EXERCISE MATERIALS
###

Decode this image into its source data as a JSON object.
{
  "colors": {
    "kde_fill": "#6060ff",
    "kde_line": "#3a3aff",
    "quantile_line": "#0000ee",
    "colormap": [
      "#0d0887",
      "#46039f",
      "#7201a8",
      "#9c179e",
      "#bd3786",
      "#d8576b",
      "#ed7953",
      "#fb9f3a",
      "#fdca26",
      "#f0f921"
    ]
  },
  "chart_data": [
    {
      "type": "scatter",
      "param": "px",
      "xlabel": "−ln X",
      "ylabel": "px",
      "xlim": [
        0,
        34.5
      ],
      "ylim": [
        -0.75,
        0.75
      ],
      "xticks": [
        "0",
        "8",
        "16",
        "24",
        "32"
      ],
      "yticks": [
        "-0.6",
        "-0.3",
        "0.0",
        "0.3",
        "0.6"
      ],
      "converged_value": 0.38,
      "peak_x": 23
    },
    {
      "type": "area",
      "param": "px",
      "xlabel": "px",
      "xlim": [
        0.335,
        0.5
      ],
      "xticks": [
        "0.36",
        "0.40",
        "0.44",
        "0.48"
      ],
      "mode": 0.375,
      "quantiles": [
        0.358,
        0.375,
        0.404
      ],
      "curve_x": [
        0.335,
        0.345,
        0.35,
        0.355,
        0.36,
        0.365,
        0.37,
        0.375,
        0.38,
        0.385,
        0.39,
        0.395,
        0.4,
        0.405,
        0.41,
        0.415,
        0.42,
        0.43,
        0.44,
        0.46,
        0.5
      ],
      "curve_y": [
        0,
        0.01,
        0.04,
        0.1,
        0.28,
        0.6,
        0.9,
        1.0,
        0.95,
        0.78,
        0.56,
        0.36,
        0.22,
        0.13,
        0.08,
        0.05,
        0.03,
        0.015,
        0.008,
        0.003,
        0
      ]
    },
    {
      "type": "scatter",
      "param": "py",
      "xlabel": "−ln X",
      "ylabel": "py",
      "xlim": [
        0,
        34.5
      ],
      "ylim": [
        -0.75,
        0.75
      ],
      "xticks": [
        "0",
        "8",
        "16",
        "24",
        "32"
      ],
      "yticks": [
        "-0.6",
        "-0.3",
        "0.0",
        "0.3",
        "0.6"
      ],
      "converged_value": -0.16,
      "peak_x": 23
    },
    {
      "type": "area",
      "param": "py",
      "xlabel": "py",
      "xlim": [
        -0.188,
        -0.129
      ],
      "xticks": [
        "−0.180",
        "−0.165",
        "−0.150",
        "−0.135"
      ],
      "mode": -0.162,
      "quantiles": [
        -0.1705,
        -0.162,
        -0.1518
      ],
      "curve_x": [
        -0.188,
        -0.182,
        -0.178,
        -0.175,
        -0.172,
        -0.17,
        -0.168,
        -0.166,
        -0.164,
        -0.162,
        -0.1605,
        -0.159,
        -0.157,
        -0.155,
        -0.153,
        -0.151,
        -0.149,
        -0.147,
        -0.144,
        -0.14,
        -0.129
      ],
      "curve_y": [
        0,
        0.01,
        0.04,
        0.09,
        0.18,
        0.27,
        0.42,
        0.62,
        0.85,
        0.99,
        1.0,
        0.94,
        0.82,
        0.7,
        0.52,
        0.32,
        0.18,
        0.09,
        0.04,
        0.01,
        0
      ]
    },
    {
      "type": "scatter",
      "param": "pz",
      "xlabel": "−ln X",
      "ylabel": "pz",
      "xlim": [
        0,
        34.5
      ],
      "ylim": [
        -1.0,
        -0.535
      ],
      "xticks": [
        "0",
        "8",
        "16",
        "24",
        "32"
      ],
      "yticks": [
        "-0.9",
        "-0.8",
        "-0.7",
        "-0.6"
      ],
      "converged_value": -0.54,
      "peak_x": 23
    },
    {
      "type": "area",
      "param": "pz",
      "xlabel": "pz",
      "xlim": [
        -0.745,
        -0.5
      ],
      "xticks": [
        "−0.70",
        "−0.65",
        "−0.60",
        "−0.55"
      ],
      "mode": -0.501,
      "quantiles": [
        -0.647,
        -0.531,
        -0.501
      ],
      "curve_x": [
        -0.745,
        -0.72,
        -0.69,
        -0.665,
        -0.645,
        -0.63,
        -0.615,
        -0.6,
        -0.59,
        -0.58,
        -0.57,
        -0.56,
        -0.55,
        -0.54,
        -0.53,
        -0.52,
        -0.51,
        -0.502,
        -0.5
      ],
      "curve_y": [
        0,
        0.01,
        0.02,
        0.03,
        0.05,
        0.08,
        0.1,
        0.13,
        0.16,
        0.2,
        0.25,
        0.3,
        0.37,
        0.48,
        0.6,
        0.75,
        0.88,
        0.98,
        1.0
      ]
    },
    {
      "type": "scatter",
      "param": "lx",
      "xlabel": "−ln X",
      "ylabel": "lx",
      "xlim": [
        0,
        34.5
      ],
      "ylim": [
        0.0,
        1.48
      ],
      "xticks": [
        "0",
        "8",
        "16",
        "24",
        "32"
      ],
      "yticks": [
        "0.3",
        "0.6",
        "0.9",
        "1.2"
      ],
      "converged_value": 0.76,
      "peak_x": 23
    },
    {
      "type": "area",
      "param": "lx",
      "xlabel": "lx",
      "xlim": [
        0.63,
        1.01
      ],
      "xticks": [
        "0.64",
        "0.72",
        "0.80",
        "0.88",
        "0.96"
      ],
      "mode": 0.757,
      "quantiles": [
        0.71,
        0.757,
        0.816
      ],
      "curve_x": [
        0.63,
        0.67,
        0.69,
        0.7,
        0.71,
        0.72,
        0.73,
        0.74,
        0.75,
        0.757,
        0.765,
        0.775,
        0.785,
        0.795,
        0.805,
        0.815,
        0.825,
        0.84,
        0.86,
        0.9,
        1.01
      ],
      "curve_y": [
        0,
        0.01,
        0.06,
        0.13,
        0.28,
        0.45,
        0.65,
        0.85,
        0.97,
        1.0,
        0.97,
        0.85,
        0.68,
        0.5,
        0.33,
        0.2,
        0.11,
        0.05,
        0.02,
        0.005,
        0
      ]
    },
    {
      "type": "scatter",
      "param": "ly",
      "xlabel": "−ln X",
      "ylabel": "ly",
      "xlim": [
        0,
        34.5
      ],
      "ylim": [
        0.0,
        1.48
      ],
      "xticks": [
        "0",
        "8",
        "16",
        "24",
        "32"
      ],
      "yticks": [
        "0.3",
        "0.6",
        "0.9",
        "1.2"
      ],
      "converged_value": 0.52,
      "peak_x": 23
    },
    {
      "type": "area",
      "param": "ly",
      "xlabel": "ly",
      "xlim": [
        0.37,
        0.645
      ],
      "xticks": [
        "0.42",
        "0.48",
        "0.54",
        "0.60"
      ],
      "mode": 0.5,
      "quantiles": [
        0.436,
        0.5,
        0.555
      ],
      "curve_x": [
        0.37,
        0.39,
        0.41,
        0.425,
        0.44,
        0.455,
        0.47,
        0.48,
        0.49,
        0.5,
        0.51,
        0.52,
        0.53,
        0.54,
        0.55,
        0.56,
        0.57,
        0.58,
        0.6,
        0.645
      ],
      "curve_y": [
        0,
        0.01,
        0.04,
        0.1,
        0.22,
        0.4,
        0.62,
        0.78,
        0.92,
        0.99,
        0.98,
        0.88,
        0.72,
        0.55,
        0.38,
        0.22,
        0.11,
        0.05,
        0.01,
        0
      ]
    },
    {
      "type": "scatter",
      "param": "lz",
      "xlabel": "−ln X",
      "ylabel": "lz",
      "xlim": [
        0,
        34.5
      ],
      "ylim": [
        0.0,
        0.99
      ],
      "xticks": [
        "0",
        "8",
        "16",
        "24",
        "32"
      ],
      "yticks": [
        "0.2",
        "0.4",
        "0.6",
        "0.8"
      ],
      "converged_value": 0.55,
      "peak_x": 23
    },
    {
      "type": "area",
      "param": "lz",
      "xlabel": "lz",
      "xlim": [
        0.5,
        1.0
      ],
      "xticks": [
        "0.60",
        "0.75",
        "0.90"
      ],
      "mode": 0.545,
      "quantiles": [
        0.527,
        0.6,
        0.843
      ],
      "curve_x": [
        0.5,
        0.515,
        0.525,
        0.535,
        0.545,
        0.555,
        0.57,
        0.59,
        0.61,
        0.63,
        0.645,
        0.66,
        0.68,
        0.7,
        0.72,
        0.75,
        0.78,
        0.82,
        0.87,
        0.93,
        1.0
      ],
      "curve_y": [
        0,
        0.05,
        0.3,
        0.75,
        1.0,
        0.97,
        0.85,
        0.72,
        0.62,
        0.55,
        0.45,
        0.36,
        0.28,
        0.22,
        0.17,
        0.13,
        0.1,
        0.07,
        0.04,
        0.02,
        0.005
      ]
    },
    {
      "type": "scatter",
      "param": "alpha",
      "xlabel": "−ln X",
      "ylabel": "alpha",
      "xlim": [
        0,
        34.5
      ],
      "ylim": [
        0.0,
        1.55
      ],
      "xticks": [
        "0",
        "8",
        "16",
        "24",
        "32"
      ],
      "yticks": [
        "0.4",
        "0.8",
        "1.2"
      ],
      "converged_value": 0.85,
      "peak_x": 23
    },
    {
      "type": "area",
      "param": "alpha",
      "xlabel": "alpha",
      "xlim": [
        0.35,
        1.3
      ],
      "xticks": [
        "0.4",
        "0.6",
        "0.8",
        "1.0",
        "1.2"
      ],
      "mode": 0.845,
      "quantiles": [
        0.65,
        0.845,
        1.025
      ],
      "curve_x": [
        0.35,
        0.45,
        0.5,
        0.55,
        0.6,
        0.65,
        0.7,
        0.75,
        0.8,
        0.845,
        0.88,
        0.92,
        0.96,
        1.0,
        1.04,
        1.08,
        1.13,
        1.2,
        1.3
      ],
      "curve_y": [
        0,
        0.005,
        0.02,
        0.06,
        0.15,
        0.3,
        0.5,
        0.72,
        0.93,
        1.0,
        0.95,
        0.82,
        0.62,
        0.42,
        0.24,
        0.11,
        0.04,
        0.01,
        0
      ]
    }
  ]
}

###

Using the entries above, return each line in which the word "ylabel" occurs.

      "ylabel": "px",
      "ylabel": "py",
      "ylabel": "pz",
      "ylabel": "lx",
      "ylabel": "ly",
      "ylabel": "lz",
      "ylabel": "alpha",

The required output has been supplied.